:: WHAT YOU ARE ASKED TO DO ::
The entries that follow should be written out exactly.

:: DATA SUPPLIED ::

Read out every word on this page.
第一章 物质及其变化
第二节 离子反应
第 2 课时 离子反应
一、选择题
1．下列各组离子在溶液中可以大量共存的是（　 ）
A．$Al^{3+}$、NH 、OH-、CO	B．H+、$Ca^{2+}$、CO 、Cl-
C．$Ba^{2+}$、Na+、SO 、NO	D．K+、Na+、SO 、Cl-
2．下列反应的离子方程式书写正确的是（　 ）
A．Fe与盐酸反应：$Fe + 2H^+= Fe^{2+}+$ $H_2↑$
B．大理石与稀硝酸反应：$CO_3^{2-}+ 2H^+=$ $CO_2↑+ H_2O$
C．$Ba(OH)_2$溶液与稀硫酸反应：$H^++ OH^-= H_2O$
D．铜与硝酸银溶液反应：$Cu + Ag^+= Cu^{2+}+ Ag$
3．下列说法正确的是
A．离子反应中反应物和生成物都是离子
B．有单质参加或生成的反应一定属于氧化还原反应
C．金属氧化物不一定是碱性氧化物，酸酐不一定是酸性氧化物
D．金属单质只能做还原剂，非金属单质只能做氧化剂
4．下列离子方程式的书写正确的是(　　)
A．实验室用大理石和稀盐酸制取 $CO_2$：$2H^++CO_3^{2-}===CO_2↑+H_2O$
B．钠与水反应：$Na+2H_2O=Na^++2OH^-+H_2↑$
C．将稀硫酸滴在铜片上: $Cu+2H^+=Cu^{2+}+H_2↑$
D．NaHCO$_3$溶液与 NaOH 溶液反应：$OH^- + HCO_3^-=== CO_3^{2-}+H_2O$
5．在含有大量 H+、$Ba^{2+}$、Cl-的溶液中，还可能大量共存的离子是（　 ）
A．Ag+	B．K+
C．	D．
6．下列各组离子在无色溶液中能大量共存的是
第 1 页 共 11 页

:: WORKED ANSWER ::
Read out every word on this page.
第一章 物质及其变化
第二节 离子反应
第 2 课时 离子反应
一、选择题
1．下列各组离子在溶液中可以大量共存的是（　 ）
A．$Al^{3+}$、NH 、OH-、CO	B．H+、$Ca^{2+}$、CO 、Cl-
C．$Ba^{2+}$、Na+、SO 、NO	D．K+、Na+、SO 、Cl-
2．下列反应的离子方程式书写正确的是（　 ）
A．Fe与盐酸反应：$Fe + 2H^+= Fe^{2+}+$ $H_2↑$
B．大理石与稀硝酸反应：$CO_3^{2-}+ 2H^+=$ $CO_2↑+ H_2O$
C．$Ba(OH)_2$溶液与稀硫酸反应：$H^++ OH^-= H_2O$
D．铜与硝酸银溶液反应：$Cu + Ag^+= Cu^{2+}+ Ag$
3．下列说法正确的是
A．离子反应中反应物和生成物都是离子
B．有单质参加或生成的反应一定属于氧化还原反应
C．金属氧化物不一定是碱性氧化物，酸酐不一定是酸性氧化物
D．金属单质只能做还原剂，非金属单质只能做氧化剂
4．下列离子方程式的书写正确的是(　　)
A．实验室用大理石和稀盐酸制取 $CO_2$：$2H^++CO_3^{2-}===CO_2↑+H_2O$
B．钠与水反应：$Na+2H_2O=Na^++2OH^-+H_2↑$
C．将稀硫酸滴在铜片上: $Cu+2H^+=Cu^{2+}+H_2↑$
D．NaHCO$_3$溶液与 NaOH 溶液反应：$OH^- + HCO_3^-=== CO_3^{2-}+H_2O$
5．在含有大量 H+、$Ba^{2+}$、Cl-的溶液中，还可能大量共存的离子是（　 ）
A．Ag+	B．K+
C．	D．
6．下列各组离子在无色溶液中能大量共存的是
第 1 页 共 11 页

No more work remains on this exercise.